** START Material for this task **
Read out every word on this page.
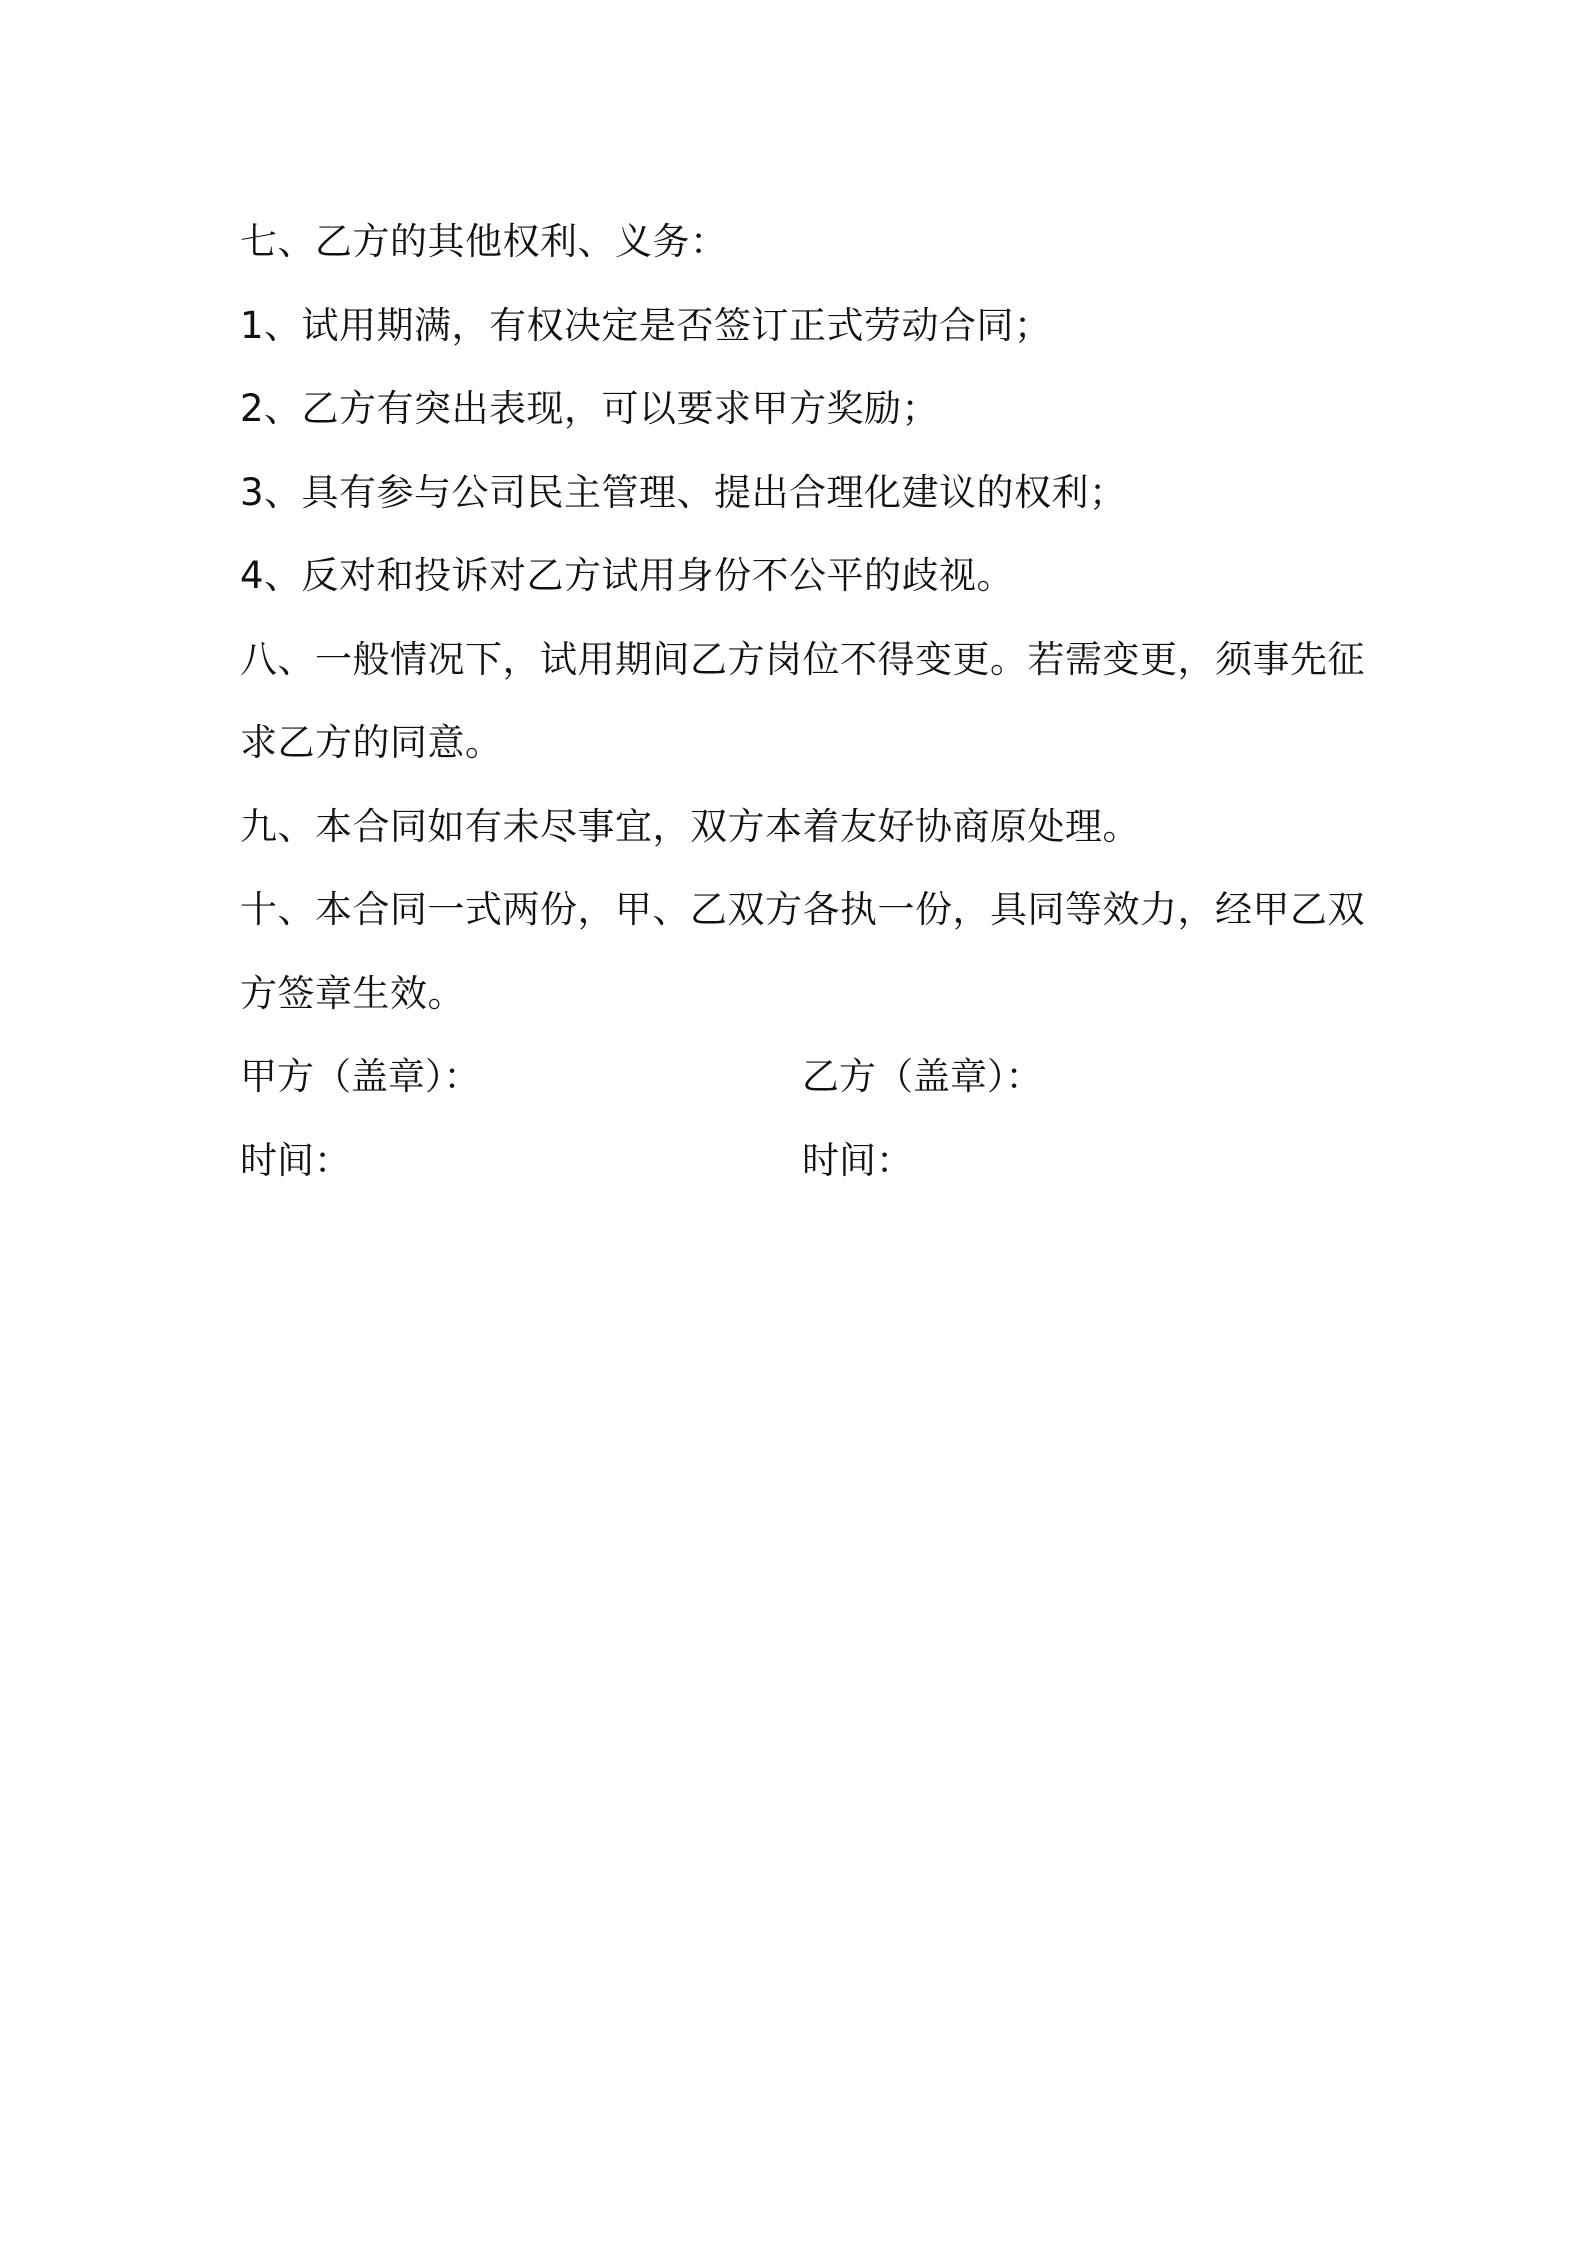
七、乙方的其他权利、义务：
1、试用期满，有权决定是否签订正式劳动合同；
2、乙方有突出表现，可以要求甲方奖励；
3、具有参与公司民主管理、提出合理化建议的权利；
4、反对和投诉对乙方试用身份不公平的歧视。
八、一般情况下，试用期间乙方岗位不得变更。若需变更，须事先征
求乙方的同意。
九、本合同如有未尽事宜，双方本着友好协商原处理。
十、本合同一式两份，甲、乙双方各执一份，具同等效力，经甲乙双
方签章生效。
甲方（盖章）：	乙方（盖章）：
时间：	时间：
** END Material for this task **
• Exercise goal:
Would you set down the listing exactly, omitting pictures?

• Result of the task:
Read out every word on this page.
七、乙方的其他权利、义务：
1、试用期满，有权决定是否签订正式劳动合同；
2、乙方有突出表现，可以要求甲方奖励；
3、具有参与公司民主管理、提出合理化建议的权利；
4、反对和投诉对乙方试用身份不公平的歧视。
八、一般情况下，试用期间乙方岗位不得变更。若需变更，须事先征
求乙方的同意。
九、本合同如有未尽事宜，双方本着友好协商原处理。
十、本合同一式两份，甲、乙双方各执一份，具同等效力，经甲乙双
方签章生效。
甲方（盖章）：	乙方（盖章）：
时间：	时间：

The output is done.